Requirements:
Please quote the material exactly, every line of it.

Dataset records
--- Start ---

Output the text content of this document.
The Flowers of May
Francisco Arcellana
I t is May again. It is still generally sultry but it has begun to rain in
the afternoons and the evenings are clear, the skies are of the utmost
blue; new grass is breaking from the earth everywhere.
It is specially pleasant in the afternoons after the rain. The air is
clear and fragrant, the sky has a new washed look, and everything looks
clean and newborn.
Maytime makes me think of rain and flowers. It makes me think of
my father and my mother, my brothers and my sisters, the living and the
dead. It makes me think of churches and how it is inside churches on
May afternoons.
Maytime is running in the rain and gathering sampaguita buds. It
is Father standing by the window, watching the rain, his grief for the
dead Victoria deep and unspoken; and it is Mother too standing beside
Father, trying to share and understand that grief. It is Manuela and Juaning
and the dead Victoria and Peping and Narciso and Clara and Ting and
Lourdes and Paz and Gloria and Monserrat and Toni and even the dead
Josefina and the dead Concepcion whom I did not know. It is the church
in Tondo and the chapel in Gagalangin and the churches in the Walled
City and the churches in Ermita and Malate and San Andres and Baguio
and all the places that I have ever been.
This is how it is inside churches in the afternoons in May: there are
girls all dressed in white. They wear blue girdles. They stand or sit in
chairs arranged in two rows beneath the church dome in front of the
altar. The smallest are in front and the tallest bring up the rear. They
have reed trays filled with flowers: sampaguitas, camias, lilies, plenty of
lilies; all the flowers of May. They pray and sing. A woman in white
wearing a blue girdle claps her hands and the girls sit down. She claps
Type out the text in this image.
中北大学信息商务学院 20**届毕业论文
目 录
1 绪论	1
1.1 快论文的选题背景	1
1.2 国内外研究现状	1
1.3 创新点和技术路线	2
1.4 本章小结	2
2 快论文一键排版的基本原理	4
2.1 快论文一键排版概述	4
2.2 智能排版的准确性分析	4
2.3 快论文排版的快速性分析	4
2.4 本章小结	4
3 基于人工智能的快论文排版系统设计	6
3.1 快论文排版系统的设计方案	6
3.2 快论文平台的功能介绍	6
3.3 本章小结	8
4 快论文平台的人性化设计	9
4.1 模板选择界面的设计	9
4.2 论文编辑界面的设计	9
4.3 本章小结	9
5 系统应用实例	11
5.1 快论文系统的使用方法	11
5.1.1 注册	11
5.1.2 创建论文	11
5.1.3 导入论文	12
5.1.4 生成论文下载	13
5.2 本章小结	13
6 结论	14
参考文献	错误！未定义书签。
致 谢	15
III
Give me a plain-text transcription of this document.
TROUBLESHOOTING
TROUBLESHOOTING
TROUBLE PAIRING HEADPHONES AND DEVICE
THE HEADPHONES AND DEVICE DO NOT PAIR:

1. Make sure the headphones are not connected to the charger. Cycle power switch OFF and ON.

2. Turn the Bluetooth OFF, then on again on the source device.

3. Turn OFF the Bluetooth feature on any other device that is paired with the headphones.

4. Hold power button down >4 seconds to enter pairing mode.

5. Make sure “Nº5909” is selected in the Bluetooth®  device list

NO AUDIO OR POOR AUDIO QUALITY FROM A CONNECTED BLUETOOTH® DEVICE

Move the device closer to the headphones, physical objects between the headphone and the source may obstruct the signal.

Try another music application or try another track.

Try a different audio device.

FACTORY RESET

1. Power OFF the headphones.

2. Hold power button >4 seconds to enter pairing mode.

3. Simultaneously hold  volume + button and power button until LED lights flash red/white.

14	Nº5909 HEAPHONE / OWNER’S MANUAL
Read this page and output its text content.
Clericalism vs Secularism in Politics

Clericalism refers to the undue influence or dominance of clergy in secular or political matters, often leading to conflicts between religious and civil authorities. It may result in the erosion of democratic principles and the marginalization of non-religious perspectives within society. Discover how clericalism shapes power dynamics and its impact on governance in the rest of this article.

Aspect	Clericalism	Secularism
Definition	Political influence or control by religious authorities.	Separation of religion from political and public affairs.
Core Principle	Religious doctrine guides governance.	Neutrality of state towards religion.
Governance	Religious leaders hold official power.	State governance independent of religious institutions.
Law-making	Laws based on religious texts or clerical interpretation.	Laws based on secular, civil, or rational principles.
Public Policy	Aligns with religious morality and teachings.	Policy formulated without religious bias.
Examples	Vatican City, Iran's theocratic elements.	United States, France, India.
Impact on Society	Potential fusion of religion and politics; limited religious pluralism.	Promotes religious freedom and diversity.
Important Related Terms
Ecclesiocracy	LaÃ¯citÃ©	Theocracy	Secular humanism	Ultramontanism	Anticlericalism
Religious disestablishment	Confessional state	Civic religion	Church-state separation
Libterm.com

--- End ---

Response for this exercise:
Output the text content of this document.
The Flowers of May
Francisco Arcellana
I t is May again. It is still generally sultry but it has begun to rain in
the afternoons and the evenings are clear, the skies are of the utmost
blue; new grass is breaking from the earth everywhere.
It is specially pleasant in the afternoons after the rain. The air is
clear and fragrant, the sky has a new washed look, and everything looks
clean and newborn.
Maytime makes me think of rain and flowers. It makes me think of
my father and my mother, my brothers and my sisters, the living and the
dead. It makes me think of churches and how it is inside churches on
May afternoons.
Maytime is running in the rain and gathering sampaguita buds. It
is Father standing by the window, watching the rain, his grief for the
dead Victoria deep and unspoken; and it is Mother too standing beside
Father, trying to share and understand that grief. It is Manuela and Juaning
and the dead Victoria and Peping and Narciso and Clara and Ting and
Lourdes and Paz and Gloria and Monserrat and Toni and even the dead
Josefina and the dead Concepcion whom I did not know. It is the church
in Tondo and the chapel in Gagalangin and the churches in the Walled
City and the churches in Ermita and Malate and San Andres and Baguio
and all the places that I have ever been.
This is how it is inside churches in the afternoons in May: there are
girls all dressed in white. They wear blue girdles. They stand or sit in
chairs arranged in two rows beneath the church dome in front of the
altar. The smallest are in front and the tallest bring up the rear. They
have reed trays filled with flowers: sampaguitas, camias, lilies, plenty of
lilies; all the flowers of May. They pray and sing. A woman in white
wearing a blue girdle claps her hands and the girls sit down. She claps
Type out the text in this image.
中北大学信息商务学院 20**届毕业论文
目 录
1 绪论	1
1.1 快论文的选题背景	1
1.2 国内外研究现状	1
1.3 创新点和技术路线	2
1.4 本章小结	2
2 快论文一键排版的基本原理	4
2.1 快论文一键排版概述	4
2.2 智能排版的准确性分析	4
2.3 快论文排版的快速性分析	4
2.4 本章小结	4
3 基于人工智能的快论文排版系统设计	6
3.1 快论文排版系统的设计方案	6
3.2 快论文平台的功能介绍	6
3.3 本章小结	8
4 快论文平台的人性化设计	9
4.1 模板选择界面的设计	9
4.2 论文编辑界面的设计	9
4.3 本章小结	9
5 系统应用实例	11
5.1 快论文系统的使用方法	11
5.1.1 注册	11
5.1.2 创建论文	11
5.1.3 导入论文	12
5.1.4 生成论文下载	13
5.2 本章小结	13
6 结论	14
参考文献	错误！未定义书签。
致 谢	15
III
Give me a plain-text transcription of this document.
TROUBLESHOOTING
TROUBLESHOOTING
TROUBLE PAIRING HEADPHONES AND DEVICE
THE HEADPHONES AND DEVICE DO NOT PAIR:

1. Make sure the headphones are not connected to the charger. Cycle power switch OFF and ON.

2. Turn the Bluetooth OFF, then on again on the source device.

3. Turn OFF the Bluetooth feature on any other device that is paired with the headphones.

4. Hold power button down >4 seconds to enter pairing mode.

5. Make sure “Nº5909” is selected in the Bluetooth®  device list

NO AUDIO OR POOR AUDIO QUALITY FROM A CONNECTED BLUETOOTH® DEVICE

Move the device closer to the headphones, physical objects between the headphone and the source may obstruct the signal.

Try another music application or try another track.

Try a different audio device.

FACTORY RESET

1. Power OFF the headphones.

2. Hold power button >4 seconds to enter pairing mode.

3. Simultaneously hold  volume + button and power button until LED lights flash red/white.

14	Nº5909 HEAPHONE / OWNER’S MANUAL
Read this page and output its text content.
Clericalism vs Secularism in Politics

Clericalism refers to the undue influence or dominance of clergy in secular or political matters, often leading to conflicts between religious and civil authorities. It may result in the erosion of democratic principles and the marginalization of non-religious perspectives within society. Discover how clericalism shapes power dynamics and its impact on governance in the rest of this article.

Aspect	Clericalism	Secularism
Definition	Political influence or control by religious authorities.	Separation of religion from political and public affairs.
Core Principle	Religious doctrine guides governance.	Neutrality of state towards religion.
Governance	Religious leaders hold official power.	State governance independent of religious institutions.
Law-making	Laws based on religious texts or clerical interpretation.	Laws based on secular, civil, or rational principles.
Public Policy	Aligns with religious morality and teachings.	Policy formulated without religious bias.
Examples	Vatican City, Iran's theocratic elements.	United States, France, India.
Impact on Society	Potential fusion of religion and politics; limited religious pluralism.	Promotes religious freedom and diversity.
Important Related Terms
Ecclesiocracy	LaÃ¯citÃ©	Theocracy	Secular humanism	Ultramontanism	Anticlericalism
Religious disestablishment	Confessional state	Civic religion	Church-state separation
Libterm.com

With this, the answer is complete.